■ **Requirement**:
Check every line below for the word "inalámbrico" and give only the number of lines where it appears.

■ **Supplied records**:

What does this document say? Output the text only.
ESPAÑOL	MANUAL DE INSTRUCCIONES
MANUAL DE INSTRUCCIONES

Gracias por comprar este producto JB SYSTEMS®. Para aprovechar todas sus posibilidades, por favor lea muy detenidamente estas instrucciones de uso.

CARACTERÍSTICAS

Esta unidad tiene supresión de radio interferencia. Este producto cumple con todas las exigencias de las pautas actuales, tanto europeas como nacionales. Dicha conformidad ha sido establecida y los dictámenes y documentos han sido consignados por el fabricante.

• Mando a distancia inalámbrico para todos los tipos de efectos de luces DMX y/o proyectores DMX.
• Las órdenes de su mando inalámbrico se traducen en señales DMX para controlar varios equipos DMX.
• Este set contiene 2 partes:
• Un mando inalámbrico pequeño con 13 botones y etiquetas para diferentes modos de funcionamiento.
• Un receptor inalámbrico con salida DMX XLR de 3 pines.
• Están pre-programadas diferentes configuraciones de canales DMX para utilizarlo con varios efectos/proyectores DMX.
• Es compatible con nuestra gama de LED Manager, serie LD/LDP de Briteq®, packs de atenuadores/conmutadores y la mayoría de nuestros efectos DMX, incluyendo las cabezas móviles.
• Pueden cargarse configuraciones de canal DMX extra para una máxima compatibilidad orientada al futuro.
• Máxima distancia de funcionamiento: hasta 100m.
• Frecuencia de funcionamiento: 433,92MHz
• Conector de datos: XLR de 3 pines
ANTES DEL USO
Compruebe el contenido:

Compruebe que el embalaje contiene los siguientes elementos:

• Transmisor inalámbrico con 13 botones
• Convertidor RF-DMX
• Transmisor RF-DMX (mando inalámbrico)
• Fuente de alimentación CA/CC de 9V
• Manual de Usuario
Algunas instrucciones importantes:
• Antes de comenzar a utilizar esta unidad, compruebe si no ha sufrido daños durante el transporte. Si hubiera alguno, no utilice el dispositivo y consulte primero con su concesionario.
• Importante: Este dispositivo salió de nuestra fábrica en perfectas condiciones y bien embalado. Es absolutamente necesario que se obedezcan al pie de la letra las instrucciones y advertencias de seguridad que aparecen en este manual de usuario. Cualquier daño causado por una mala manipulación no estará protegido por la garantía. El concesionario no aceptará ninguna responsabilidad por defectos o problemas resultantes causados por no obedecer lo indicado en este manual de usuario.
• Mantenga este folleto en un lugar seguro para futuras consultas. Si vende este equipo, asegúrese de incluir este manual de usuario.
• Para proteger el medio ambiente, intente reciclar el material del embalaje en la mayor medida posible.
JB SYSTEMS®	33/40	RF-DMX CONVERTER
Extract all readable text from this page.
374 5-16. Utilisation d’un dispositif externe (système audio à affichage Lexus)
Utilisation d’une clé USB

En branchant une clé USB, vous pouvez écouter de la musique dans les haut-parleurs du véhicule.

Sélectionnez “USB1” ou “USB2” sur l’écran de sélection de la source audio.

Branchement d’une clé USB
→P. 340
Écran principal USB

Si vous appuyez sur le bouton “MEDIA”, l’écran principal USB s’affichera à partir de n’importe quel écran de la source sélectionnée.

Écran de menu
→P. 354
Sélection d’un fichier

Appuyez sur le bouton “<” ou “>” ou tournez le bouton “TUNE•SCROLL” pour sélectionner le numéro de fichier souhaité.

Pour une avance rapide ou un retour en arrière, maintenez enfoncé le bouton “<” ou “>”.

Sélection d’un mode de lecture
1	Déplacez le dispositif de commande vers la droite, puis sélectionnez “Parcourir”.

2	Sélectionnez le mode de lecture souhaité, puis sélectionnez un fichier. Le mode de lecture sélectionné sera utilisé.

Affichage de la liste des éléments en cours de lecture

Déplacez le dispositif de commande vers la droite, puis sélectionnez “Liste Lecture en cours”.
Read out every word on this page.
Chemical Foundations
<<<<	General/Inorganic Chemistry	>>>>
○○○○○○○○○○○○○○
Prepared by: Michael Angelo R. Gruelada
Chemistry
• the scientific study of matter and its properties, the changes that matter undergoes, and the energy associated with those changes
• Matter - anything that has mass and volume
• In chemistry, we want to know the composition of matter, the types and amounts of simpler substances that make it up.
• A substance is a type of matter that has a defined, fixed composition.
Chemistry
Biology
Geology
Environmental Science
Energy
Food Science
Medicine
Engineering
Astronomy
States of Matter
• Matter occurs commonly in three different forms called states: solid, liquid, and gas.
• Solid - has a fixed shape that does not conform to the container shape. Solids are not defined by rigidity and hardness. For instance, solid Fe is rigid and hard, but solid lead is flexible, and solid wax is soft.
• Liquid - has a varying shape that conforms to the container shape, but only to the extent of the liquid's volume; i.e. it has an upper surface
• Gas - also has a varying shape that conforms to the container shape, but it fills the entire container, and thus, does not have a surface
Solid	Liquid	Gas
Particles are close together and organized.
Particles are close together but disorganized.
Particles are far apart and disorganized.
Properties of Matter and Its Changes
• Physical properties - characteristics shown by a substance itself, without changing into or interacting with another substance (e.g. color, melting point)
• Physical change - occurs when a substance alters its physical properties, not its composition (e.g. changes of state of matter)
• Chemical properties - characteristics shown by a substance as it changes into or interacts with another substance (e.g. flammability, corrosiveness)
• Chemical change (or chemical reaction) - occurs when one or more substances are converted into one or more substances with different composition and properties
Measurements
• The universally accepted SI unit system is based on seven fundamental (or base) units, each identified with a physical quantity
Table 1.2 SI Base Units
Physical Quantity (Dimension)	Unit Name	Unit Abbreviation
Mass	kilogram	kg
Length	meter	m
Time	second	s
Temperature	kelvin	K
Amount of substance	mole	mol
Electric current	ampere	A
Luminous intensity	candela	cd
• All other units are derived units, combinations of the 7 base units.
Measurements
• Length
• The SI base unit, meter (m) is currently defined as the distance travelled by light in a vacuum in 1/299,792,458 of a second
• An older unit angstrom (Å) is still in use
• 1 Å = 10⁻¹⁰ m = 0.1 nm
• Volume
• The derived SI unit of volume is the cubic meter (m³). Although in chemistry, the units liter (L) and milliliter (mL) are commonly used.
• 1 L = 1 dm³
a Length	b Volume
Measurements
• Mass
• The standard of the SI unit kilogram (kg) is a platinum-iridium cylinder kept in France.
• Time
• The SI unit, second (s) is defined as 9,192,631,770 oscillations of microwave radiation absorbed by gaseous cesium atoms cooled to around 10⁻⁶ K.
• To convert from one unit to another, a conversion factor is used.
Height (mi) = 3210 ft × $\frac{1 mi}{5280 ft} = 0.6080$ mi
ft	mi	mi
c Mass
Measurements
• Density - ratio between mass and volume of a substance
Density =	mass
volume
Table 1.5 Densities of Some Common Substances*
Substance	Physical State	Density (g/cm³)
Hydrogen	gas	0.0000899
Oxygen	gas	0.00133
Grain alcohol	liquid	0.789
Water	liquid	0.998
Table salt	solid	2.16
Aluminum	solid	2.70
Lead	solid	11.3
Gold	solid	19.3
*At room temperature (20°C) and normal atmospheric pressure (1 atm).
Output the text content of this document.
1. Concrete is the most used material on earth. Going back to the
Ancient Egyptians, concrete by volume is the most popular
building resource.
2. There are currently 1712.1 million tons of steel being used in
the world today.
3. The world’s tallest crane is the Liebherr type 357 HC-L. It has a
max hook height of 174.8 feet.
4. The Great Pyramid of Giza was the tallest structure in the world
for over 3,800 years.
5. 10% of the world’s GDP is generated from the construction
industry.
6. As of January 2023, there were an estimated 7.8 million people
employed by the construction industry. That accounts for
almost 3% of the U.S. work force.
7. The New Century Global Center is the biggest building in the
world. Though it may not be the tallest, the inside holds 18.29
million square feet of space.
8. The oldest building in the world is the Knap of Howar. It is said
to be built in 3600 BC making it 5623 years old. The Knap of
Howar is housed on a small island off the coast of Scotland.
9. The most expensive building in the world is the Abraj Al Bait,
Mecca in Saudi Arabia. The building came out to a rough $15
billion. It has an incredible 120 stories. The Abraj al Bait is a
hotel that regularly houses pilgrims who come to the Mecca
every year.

■ **Written response**:
6